REQUIREMENT = Nothing but the lines from the one containing "What does this" to the end of the data should be returned, each exactly as written.

PROVIDED RECORDS =
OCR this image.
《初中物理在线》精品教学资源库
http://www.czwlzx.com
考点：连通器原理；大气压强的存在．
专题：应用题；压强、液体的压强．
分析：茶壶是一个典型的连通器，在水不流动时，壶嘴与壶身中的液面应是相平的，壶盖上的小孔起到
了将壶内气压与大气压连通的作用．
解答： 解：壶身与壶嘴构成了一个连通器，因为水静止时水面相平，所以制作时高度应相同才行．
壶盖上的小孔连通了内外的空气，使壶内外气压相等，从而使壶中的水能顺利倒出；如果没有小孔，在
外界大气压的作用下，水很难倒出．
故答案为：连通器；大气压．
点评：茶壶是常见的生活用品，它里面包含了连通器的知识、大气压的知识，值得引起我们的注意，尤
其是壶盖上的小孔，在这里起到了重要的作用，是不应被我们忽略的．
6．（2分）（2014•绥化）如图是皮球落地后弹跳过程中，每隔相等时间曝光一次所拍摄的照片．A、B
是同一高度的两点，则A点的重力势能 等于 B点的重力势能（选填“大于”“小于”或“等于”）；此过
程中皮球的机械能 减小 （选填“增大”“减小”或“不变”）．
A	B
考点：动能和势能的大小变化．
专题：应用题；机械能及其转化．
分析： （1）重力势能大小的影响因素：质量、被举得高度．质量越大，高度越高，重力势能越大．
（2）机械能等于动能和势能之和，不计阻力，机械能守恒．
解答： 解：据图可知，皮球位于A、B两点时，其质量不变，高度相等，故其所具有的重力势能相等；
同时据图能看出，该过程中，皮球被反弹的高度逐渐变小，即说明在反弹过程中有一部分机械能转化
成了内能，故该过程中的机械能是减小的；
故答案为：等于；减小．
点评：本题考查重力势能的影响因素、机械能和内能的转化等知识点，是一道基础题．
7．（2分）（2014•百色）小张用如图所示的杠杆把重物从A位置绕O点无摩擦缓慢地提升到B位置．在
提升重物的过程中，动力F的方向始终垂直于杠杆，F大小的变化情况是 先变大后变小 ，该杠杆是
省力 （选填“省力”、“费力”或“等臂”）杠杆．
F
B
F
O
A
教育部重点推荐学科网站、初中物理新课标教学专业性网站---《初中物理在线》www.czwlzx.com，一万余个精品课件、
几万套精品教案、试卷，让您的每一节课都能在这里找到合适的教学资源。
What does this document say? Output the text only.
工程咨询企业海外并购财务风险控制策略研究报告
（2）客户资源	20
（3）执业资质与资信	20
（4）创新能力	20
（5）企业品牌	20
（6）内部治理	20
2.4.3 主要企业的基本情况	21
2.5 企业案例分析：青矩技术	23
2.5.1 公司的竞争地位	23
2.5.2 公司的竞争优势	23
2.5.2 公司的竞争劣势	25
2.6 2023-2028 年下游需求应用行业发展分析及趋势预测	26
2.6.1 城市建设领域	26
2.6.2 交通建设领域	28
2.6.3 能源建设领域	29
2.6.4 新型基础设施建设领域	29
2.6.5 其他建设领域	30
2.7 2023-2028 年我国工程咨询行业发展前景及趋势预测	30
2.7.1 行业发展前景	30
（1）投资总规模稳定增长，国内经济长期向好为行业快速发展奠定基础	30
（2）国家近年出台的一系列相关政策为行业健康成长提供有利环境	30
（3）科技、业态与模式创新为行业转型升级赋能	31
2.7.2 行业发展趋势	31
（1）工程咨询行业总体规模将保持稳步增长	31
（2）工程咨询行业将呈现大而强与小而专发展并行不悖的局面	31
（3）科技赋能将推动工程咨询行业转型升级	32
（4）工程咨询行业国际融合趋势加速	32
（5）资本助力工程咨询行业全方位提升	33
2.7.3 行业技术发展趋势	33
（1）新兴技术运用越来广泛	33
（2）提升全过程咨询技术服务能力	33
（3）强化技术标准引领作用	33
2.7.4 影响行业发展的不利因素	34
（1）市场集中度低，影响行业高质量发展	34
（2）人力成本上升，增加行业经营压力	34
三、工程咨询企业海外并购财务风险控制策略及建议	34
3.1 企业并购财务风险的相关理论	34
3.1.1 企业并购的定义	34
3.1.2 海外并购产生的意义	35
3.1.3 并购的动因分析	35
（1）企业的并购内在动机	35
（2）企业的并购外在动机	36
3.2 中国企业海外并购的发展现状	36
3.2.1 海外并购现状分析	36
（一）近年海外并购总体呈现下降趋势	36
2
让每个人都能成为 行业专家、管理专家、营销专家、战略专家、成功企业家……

OUTPUT FOR THIS EXERCISE =
What does this document say? Output the text only.
工程咨询企业海外并购财务风险控制策略研究报告
（2）客户资源	20
（3）执业资质与资信	20
（4）创新能力	20
（5）企业品牌	20
（6）内部治理	20
2.4.3 主要企业的基本情况	21
2.5 企业案例分析：青矩技术	23
2.5.1 公司的竞争地位	23
2.5.2 公司的竞争优势	23
2.5.2 公司的竞争劣势	25
2.6 2023-2028 年下游需求应用行业发展分析及趋势预测	26
2.6.1 城市建设领域	26
2.6.2 交通建设领域	28
2.6.3 能源建设领域	29
2.6.4 新型基础设施建设领域	29
2.6.5 其他建设领域	30
2.7 2023-2028 年我国工程咨询行业发展前景及趋势预测	30
2.7.1 行业发展前景	30
（1）投资总规模稳定增长，国内经济长期向好为行业快速发展奠定基础	30
（2）国家近年出台的一系列相关政策为行业健康成长提供有利环境	30
（3）科技、业态与模式创新为行业转型升级赋能	31
2.7.2 行业发展趋势	31
（1）工程咨询行业总体规模将保持稳步增长	31
（2）工程咨询行业将呈现大而强与小而专发展并行不悖的局面	31
（3）科技赋能将推动工程咨询行业转型升级	32
（4）工程咨询行业国际融合趋势加速	32
（5）资本助力工程咨询行业全方位提升	33
2.7.3 行业技术发展趋势	33
（1）新兴技术运用越来广泛	33
（2）提升全过程咨询技术服务能力	33
（3）强化技术标准引领作用	33
2.7.4 影响行业发展的不利因素	34
（1）市场集中度低，影响行业高质量发展	34
（2）人力成本上升，增加行业经营压力	34
三、工程咨询企业海外并购财务风险控制策略及建议	34
3.1 企业并购财务风险的相关理论	34
3.1.1 企业并购的定义	34
3.1.2 海外并购产生的意义	35
3.1.3 并购的动因分析	35
（1）企业的并购内在动机	35
（2）企业的并购外在动机	36
3.2 中国企业海外并购的发展现状	36
3.2.1 海外并购现状分析	36
（一）近年海外并购总体呈现下降趋势	36
2
让每个人都能成为 行业专家、管理专家、营销专家、战略专家、成功企业家……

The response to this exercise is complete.